[Records from a collection of figures]
━━━━━━
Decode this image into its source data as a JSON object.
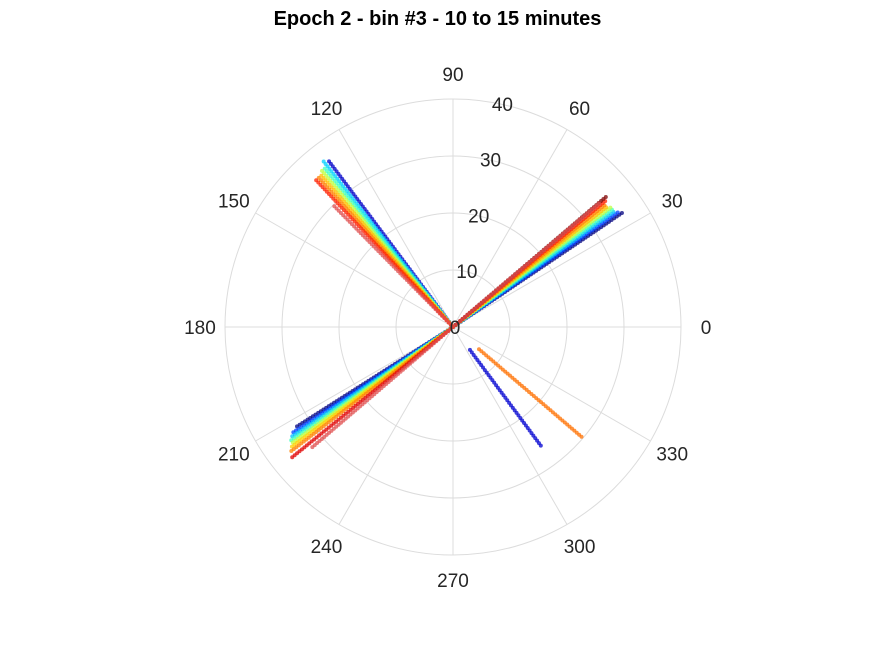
{
  "chart_data": {
    "type": "scatter",
    "coordinate_system": "polar",
    "title": "Epoch 2 - bin #3 - 10 to 15 minutes",
    "theta_unit": "degrees",
    "r_range": [
      0,
      40
    ],
    "r_ticks": [
      "0",
      "10",
      "20",
      "30",
      "40"
    ],
    "theta_ticks": [
      "0",
      "30",
      "60",
      "90",
      "120",
      "150",
      "180",
      "210",
      "240",
      "270",
      "300",
      "330"
    ],
    "grid": true,
    "colormap": "jet",
    "marker_radius": 2,
    "series": [
      {
        "theta": 34.0,
        "r_max": 36.0,
        "color": "#00007f"
      },
      {
        "theta": 34.8,
        "r_max": 35.5,
        "color": "#0040ff"
      },
      {
        "theta": 35.6,
        "r_max": 35.2,
        "color": "#00bfff"
      },
      {
        "theta": 36.4,
        "r_max": 35.0,
        "color": "#40ffbf"
      },
      {
        "theta": 37.2,
        "r_max": 34.8,
        "color": "#bfff40"
      },
      {
        "theta": 38.0,
        "r_max": 34.6,
        "color": "#ffbf00"
      },
      {
        "theta": 38.8,
        "r_max": 34.6,
        "color": "#ff8000"
      },
      {
        "theta": 39.6,
        "r_max": 34.9,
        "color": "#ff2000"
      },
      {
        "theta": 40.4,
        "r_max": 35.6,
        "color": "#7f0000"
      },
      {
        "theta": 40.2,
        "r_max": 33.8,
        "color": "#e05050"
      },
      {
        "theta": 126.8,
        "r_max": 36.5,
        "color": "#0000c8"
      },
      {
        "theta": 128.0,
        "r_max": 37.0,
        "color": "#00d0ff"
      },
      {
        "theta": 129.0,
        "r_max": 36.2,
        "color": "#40ffbf"
      },
      {
        "theta": 130.0,
        "r_max": 35.8,
        "color": "#bfff40"
      },
      {
        "theta": 131.0,
        "r_max": 35.6,
        "color": "#ffbf00"
      },
      {
        "theta": 132.0,
        "r_max": 35.4,
        "color": "#ff8000"
      },
      {
        "theta": 133.0,
        "r_max": 35.4,
        "color": "#ff2000"
      },
      {
        "theta": 134.5,
        "r_max": 30.0,
        "color": "#e05050"
      },
      {
        "theta": 212.5,
        "r_max": 33.0,
        "color": "#000080"
      },
      {
        "theta": 213.4,
        "r_max": 34.0,
        "color": "#0040ff"
      },
      {
        "theta": 214.2,
        "r_max": 34.4,
        "color": "#00bfff"
      },
      {
        "theta": 215.0,
        "r_max": 34.8,
        "color": "#40ffbf"
      },
      {
        "theta": 215.8,
        "r_max": 35.2,
        "color": "#bfff40"
      },
      {
        "theta": 216.6,
        "r_max": 35.6,
        "color": "#ffd000"
      },
      {
        "theta": 217.5,
        "r_max": 36.2,
        "color": "#ff8000"
      },
      {
        "theta": 219.0,
        "r_max": 36.5,
        "color": "#e00000"
      },
      {
        "theta": 220.5,
        "r_max": 33.0,
        "color": "#e05050"
      },
      {
        "theta": 306.5,
        "r_min": 5.0,
        "r_max": 26.0,
        "color": "#0000d0"
      },
      {
        "theta": 319.5,
        "r_min": 6.0,
        "r_max": 30.0,
        "color": "#ff7000"
      }
    ]
  }
}
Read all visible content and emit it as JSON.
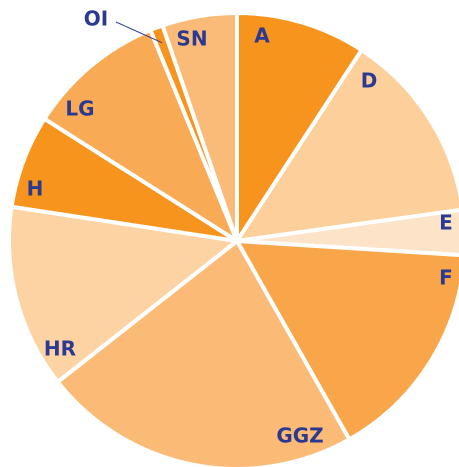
{
  "chart_data": {
    "type": "pie",
    "categories": [
      "A",
      "D",
      "E",
      "F",
      "GGZ",
      "HR",
      "H",
      "LG",
      "OI",
      "SN"
    ],
    "values": [
      9.2,
      13.6,
      3.2,
      15.8,
      22.6,
      13.0,
      6.6,
      9.8,
      0.9,
      5.3
    ],
    "colors": [
      "#f7941d",
      "#fdd09b",
      "#fde3c8",
      "#f9a54a",
      "#fbbb76",
      "#fdd3a4",
      "#f7941d",
      "#f9aa55",
      "#f7941d",
      "#fbbb78"
    ],
    "start_angle": 0,
    "direction": "clockwise"
  }
}
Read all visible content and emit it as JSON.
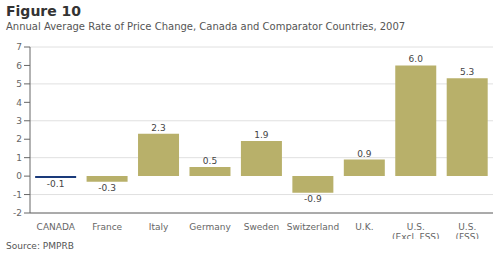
{
  "chart_data": {
    "type": "bar",
    "title": "Figure 10",
    "subtitle": "Annual Average Rate of Price Change, Canada and Comparator Countries, 2007",
    "source": "Source: PMPRB",
    "categories": [
      "CANADA",
      "France",
      "Italy",
      "Germany",
      "Sweden",
      "Switzerland",
      "U.K.",
      "U.S.\n(Excl. FSS)",
      "U.S.\n(FSS)"
    ],
    "values": [
      -0.1,
      -0.3,
      2.3,
      0.5,
      1.9,
      -0.9,
      0.9,
      6.0,
      5.3
    ],
    "value_labels": [
      "-0.1",
      "-0.3",
      "2.3",
      "0.5",
      "1.9",
      "-0.9",
      "0.9",
      "6.0",
      "5.3"
    ],
    "colors": [
      "#1a3a7a",
      "#b8b06a",
      "#b8b06a",
      "#b8b06a",
      "#b8b06a",
      "#b8b06a",
      "#b8b06a",
      "#b8b06a",
      "#b8b06a"
    ],
    "ylim": [
      -2,
      7
    ],
    "yticks": [
      -2,
      -1,
      0,
      1,
      2,
      3,
      4,
      5,
      6,
      7
    ],
    "grid": true,
    "data_labels": true
  }
}
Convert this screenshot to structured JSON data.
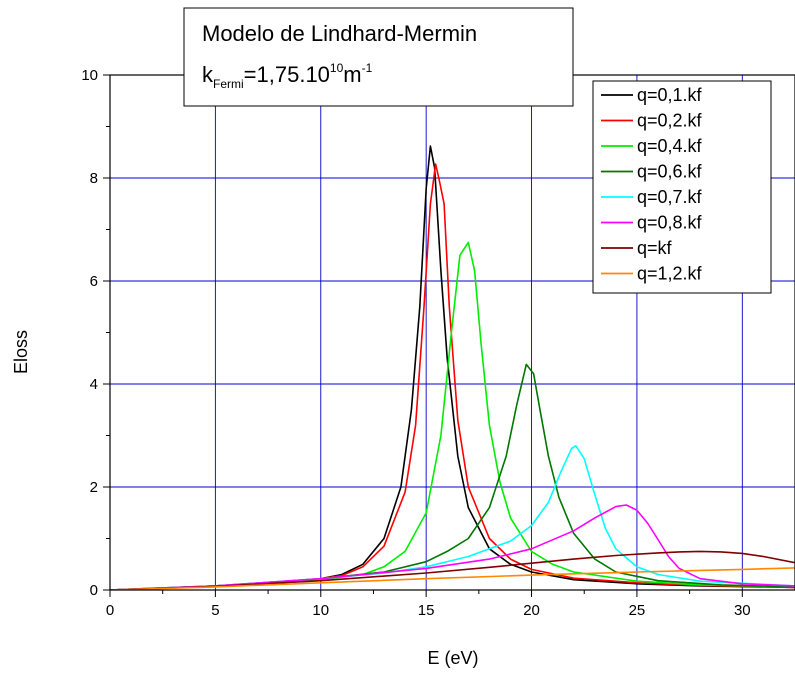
━━━━━━
Using the data above, say how many lines include "source". No other reply is needed.

2